Begin RECORDS FOR THIS TASK

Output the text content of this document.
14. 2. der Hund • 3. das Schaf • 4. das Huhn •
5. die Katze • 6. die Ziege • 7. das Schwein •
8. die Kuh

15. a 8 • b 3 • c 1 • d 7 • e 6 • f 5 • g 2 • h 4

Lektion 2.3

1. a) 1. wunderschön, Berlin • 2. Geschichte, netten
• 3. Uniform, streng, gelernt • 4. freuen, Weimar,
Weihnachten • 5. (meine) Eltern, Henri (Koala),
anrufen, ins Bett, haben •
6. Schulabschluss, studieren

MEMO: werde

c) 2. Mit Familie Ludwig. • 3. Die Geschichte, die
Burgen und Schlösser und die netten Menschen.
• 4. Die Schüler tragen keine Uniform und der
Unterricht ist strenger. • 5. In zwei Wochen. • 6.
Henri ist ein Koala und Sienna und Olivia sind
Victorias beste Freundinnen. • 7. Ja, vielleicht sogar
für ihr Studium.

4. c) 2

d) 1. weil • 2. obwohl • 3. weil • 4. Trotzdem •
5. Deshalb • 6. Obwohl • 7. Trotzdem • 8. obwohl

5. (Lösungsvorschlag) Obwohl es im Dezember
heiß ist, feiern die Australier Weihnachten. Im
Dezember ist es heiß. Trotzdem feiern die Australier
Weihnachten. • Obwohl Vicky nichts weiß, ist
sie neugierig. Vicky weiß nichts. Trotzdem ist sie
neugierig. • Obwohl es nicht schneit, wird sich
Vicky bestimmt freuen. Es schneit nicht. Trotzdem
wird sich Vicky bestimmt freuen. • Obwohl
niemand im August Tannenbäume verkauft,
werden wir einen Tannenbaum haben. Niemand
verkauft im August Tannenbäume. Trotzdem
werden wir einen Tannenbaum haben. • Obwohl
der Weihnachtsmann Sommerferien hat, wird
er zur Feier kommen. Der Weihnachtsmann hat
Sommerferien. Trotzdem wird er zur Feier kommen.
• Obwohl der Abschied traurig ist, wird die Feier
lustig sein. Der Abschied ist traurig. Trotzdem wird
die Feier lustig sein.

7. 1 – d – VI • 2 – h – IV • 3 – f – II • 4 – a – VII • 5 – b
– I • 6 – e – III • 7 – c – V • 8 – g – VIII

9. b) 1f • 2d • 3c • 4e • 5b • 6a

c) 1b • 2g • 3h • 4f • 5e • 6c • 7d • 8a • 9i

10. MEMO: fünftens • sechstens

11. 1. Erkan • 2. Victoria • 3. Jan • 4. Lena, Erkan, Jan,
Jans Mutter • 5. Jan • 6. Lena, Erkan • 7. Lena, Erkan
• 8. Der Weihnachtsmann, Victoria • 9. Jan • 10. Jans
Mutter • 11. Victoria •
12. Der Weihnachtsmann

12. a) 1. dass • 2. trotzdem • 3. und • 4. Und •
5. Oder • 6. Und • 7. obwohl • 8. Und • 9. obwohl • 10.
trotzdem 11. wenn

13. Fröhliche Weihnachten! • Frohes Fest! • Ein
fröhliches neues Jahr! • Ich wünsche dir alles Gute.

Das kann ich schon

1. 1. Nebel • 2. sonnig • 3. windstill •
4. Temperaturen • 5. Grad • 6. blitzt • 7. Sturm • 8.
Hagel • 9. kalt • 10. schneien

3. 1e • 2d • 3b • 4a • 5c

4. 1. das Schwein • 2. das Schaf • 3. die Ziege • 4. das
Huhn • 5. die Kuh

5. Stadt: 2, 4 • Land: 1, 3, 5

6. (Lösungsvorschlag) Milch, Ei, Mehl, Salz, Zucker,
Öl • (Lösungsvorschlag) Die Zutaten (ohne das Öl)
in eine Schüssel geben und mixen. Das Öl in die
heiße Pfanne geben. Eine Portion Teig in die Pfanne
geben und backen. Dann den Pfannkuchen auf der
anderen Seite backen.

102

End RECORDS FOR THIS TASK
Begin RECORDS FOR THIS TASK

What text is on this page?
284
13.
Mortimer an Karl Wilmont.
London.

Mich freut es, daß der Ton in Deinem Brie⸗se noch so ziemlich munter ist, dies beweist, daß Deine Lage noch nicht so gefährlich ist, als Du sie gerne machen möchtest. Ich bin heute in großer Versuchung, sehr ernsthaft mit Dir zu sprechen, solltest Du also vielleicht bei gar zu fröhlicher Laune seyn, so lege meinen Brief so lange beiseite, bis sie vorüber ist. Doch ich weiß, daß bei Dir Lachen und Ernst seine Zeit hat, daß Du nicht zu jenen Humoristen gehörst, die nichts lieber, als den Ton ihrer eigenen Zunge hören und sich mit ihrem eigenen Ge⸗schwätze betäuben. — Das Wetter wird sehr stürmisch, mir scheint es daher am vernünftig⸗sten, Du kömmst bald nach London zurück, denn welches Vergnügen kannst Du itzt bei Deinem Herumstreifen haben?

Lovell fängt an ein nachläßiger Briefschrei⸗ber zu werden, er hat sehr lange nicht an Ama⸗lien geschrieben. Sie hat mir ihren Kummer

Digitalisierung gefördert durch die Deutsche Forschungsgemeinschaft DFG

End RECORDS FOR THIS TASK
Begin RECORDS FOR THIS TASK

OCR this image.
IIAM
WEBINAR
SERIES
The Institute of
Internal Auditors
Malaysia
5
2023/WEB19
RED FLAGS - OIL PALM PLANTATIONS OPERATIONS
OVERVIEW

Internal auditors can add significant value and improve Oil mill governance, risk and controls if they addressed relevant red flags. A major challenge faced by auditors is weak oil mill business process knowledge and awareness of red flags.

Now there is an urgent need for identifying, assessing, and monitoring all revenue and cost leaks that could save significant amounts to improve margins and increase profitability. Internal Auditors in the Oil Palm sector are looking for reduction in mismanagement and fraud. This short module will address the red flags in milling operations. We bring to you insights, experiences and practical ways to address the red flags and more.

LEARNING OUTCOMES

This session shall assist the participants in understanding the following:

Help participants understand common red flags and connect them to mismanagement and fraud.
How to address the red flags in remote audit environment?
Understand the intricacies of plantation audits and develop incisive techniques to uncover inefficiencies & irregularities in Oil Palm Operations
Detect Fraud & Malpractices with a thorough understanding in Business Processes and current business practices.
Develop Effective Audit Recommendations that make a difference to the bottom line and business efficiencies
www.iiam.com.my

End RECORDS FOR THIS TASK

--- AIM OF THE TASK ---
Isolate each line of the listing above that includes "neugierig". Copy it.

--- WORKED ANSWER ---
sie neugierig. Vicky weiß nichts. Trotzdem ist sie
neugierig. • Obwohl es nicht schneit, wird sich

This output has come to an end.